**본문 발췌**
# # # # #
동적 배열이 필요한 경우 매 번 길이가 capacity에 도달할 때마다 배열의 길이를 2배씩 증가시켜주면 삽입 연산의 시간복잡도가 Amortized $O(1)$이 된다. (사실 상 $O(1)$과 동일한 시간복잡도) (BaaaaaaaarkingDog님 동적 배열 참조)
C++ Skeleton Code (Pure) #2

#include <bits/stdc++.h>
using namespace std;

int* A;
int len = 0;       // 실제 데이터가 들어있는 크기
int capacity = 0;  // 삽입 가능한 최대 크기

void init(){
  A = new int[1];
  capacity = 1;
}

void expand(){
  int* tmp = new int[2*capacity];
  for(int i=0;i<len;i++)
    tmp[i] = A[i];
  delete[] A;
  A = tmp;
  capacity = 2*capacity;
}

void insert(int idx, int num) {
  if(len == capacity) expand();

  for(int i=len; i>idx; i--) A[i] = A[i-1];
  A[idx] = num;
  len++;
}

void erase(int idx) {
  len--;
  for(int i=idx; i<len; i++) A[i] = A[i+1];
}

void Print() {
  for(int i=0; i<len; i++) printf("%d ", A[i]);
  puts("");
}

int main() {
  init();

  printf("insert test\n");
  insert(0, 10); Print(); // 10, len = 1, capacity = 1
  insert(0, 30); Print(); // 30 10, len = 2, capacity = 2
  insert(1, 20); Print(); // 30 20 10, len = 3, capacity = 4
  insert(3, 40); Print(); // 30 20 10 40, len = 4, capacity = 4
  insert(1, 50); Print(); // 30 50 20 10 40, len = 5, capacity = 8
  insert(0, 15); Print(); // 15 30 50 20 10 40, len = 6, capacity = 8
}

std::vector

STL의 벡터(vector) 컨테이너를 사용하면 배열과 유사하지만 크기를 가변적으로 사용할 수 있다. 벡터는 가변적인 배열의 역할을 수행하기 때문에 배열을 사용하는 거의 모든 C++ 코드에서 광범위하게 사용된다.

operator= : 깊은 복사(deep copy)가 발생한다.
시간복잡도
- push_back : 원소를 끝에 추가 $O(1)$
- pop_back : 마지막 원소 제거 $O(1)$
- [], at : 임의의 위치에 원소 확인/변경: $O(1)$
- insert, erase : 임의의 위치에 원소 추가/제거 $O(n)$

C++ Skeleton Code (w/ STL)
# # # # #
동적 배열에 관한 본문에서 "std::vector"부터 "Code (w/ STL)"까지, 양 끝을 포함해 그대로 출력해 주세요. 뒤에 이어지는 항목들은 여기서 쓰이지 않습니다.

**제공 자료**
# # # # #
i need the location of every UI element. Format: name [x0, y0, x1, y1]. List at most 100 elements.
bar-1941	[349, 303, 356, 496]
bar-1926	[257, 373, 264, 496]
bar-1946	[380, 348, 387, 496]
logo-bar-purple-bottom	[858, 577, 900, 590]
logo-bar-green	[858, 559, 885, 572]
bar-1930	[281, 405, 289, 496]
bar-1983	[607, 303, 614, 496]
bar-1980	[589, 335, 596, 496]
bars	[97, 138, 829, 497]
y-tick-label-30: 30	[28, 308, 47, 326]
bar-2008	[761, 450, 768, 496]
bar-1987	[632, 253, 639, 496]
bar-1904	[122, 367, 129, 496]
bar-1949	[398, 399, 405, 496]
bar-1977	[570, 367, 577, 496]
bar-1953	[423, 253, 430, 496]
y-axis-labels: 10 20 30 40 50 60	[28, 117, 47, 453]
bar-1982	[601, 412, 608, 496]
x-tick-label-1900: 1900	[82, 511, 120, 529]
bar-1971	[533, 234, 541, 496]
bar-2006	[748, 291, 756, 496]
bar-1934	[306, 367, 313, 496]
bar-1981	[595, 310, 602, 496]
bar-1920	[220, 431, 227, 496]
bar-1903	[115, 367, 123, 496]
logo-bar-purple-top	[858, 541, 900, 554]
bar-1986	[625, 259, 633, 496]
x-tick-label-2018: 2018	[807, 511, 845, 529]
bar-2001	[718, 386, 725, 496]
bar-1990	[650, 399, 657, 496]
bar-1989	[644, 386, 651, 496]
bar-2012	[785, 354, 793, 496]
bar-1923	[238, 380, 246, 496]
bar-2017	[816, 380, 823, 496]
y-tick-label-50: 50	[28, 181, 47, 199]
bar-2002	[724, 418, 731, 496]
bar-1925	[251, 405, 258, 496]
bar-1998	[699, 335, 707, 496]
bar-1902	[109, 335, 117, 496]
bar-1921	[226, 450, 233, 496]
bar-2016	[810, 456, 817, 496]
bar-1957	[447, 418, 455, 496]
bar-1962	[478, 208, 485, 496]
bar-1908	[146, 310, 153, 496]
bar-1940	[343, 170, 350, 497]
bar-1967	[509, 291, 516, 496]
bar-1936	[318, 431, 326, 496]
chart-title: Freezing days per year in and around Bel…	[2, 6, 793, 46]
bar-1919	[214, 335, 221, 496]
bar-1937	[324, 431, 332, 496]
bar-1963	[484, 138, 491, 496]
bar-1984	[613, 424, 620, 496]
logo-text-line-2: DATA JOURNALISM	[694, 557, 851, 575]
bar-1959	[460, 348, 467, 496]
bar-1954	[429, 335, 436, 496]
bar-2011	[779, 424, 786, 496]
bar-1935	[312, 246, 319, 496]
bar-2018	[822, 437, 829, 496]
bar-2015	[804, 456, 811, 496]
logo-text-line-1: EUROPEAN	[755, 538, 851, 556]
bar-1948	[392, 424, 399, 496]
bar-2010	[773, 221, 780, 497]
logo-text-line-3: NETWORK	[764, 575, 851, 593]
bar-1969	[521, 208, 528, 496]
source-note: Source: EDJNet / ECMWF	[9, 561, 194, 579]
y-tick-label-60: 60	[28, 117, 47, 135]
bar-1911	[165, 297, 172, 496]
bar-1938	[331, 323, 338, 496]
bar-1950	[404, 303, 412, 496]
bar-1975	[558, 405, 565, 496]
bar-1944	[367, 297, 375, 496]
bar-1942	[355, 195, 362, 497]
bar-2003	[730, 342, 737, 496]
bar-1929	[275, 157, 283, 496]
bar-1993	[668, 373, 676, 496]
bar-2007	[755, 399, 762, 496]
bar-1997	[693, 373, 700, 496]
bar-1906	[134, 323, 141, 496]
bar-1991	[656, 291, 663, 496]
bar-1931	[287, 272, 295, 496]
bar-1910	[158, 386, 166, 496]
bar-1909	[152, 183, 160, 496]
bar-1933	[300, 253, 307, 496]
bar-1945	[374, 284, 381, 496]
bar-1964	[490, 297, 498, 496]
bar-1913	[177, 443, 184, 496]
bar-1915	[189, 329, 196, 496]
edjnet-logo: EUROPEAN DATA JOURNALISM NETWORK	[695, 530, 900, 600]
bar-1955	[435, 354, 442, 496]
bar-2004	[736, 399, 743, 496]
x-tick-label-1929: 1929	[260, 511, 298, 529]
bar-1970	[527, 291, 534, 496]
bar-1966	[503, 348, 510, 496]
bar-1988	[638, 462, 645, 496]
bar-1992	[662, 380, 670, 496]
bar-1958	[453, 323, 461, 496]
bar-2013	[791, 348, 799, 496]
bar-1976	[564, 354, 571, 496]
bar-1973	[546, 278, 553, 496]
# # # # #
**작업 결과**
std::vector

STL의 벡터(vector) 컨테이너를 사용하면 배열과 유사하지만 크기를 가변적으로 사용할 수 있다. 벡터는 가변적인 배열의 역할을 수행하기 때문에 배열을 사용하는 거의 모든 C++ 코드에서 광범위하게 사용된다.

operator= : 깊은 복사(deep copy)가 발생한다.
시간복잡도
- push_back : 원소를 끝에 추가 $O(1)$
- pop_back : 마지막 원소 제거 $O(1)$
- [], at : 임의의 위치에 원소 확인/변경: $O(1)$
- insert, erase : 임의의 위치에 원소 추가/제거 $O(n)$

C++ Skeleton Code (w/ STL)